(Saved entries)
-- start --

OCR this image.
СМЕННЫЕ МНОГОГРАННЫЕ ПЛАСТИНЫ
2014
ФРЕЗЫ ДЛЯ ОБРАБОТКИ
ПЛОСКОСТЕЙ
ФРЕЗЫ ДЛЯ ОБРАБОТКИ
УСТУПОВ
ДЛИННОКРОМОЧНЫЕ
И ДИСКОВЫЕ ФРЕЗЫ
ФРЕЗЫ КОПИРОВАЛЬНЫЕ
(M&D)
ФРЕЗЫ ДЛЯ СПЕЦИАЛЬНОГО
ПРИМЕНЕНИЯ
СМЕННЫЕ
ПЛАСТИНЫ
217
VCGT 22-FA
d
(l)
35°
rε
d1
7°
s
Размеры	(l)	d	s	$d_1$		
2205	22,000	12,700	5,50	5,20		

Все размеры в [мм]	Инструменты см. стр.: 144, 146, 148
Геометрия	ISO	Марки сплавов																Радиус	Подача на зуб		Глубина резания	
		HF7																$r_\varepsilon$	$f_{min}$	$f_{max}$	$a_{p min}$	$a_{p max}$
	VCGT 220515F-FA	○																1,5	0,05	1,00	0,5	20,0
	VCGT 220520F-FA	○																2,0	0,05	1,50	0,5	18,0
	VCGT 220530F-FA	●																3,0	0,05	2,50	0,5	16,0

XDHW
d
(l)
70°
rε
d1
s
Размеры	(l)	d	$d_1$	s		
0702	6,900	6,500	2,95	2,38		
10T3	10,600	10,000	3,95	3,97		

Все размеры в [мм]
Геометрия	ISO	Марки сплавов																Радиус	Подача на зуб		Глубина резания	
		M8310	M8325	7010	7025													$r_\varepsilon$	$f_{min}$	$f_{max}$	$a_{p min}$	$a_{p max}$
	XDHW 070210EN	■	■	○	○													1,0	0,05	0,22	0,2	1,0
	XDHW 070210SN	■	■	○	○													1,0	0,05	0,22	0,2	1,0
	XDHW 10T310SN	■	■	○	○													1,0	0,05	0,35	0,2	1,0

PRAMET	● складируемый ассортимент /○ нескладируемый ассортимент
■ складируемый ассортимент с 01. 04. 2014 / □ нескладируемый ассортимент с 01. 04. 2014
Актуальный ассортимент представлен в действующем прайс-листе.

-- end --

Retype the data in full and match it exactly.

### Exercise output
OCR this image.
СМЕННЫЕ МНОГОГРАННЫЕ ПЛАСТИНЫ
2014
ФРЕЗЫ ДЛЯ ОБРАБОТКИ
ПЛОСКОСТЕЙ
ФРЕЗЫ ДЛЯ ОБРАБОТКИ
УСТУПОВ
ДЛИННОКРОМОЧНЫЕ
И ДИСКОВЫЕ ФРЕЗЫ
ФРЕЗЫ КОПИРОВАЛЬНЫЕ
(M&D)
ФРЕЗЫ ДЛЯ СПЕЦИАЛЬНОГО
ПРИМЕНЕНИЯ
СМЕННЫЕ
ПЛАСТИНЫ
217
VCGT 22-FA
d
(l)
35°
rε
d1
7°
s
Размеры	(l)	d	s	$d_1$		
2205	22,000	12,700	5,50	5,20		

Все размеры в [мм]	Инструменты см. стр.: 144, 146, 148
Геометрия	ISO	Марки сплавов																Радиус	Подача на зуб		Глубина резания	
		HF7																$r_\varepsilon$	$f_{min}$	$f_{max}$	$a_{p min}$	$a_{p max}$
	VCGT 220515F-FA	○																1,5	0,05	1,00	0,5	20,0
	VCGT 220520F-FA	○																2,0	0,05	1,50	0,5	18,0
	VCGT 220530F-FA	●																3,0	0,05	2,50	0,5	16,0

XDHW
d
(l)
70°
rε
d1
s
Размеры	(l)	d	$d_1$	s		
0702	6,900	6,500	2,95	2,38		
10T3	10,600	10,000	3,95	3,97		

Все размеры в [мм]
Геометрия	ISO	Марки сплавов																Радиус	Подача на зуб		Глубина резания	
		M8310	M8325	7010	7025													$r_\varepsilon$	$f_{min}$	$f_{max}$	$a_{p min}$	$a_{p max}$
	XDHW 070210EN	■	■	○	○													1,0	0,05	0,22	0,2	1,0
	XDHW 070210SN	■	■	○	○													1,0	0,05	0,22	0,2	1,0
	XDHW 10T310SN	■	■	○	○													1,0	0,05	0,35	0,2	1,0

PRAMET	● складируемый ассортимент /○ нескладируемый ассортимент
■ складируемый ассортимент с 01. 04. 2014 / □ нескладируемый ассортимент с 01. 04. 2014
Актуальный ассортимент представлен в действующем прайс-листе.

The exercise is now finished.